Each line that holds the word "年中医药健康旅游发展情况报告" is to be identified and copied.

Dataset records
— Start —
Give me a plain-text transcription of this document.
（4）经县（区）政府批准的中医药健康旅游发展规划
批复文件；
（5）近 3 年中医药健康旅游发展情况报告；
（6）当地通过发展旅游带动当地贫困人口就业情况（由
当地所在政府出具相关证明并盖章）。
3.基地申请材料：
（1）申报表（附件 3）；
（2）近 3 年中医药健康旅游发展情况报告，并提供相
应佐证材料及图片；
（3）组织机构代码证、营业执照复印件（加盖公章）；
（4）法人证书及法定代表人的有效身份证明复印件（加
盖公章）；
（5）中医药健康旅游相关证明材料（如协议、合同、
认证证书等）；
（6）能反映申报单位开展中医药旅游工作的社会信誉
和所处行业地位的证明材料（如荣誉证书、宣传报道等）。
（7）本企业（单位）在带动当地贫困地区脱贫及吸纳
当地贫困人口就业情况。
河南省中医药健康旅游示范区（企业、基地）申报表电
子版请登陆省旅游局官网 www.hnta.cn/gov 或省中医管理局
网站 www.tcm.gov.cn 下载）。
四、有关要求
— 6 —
— End —
**RESULT OF THIS TASK**
（5）近 3 年中医药健康旅游发展情况报告；
（2）近 3 年中医药健康旅游发展情况报告，并提供相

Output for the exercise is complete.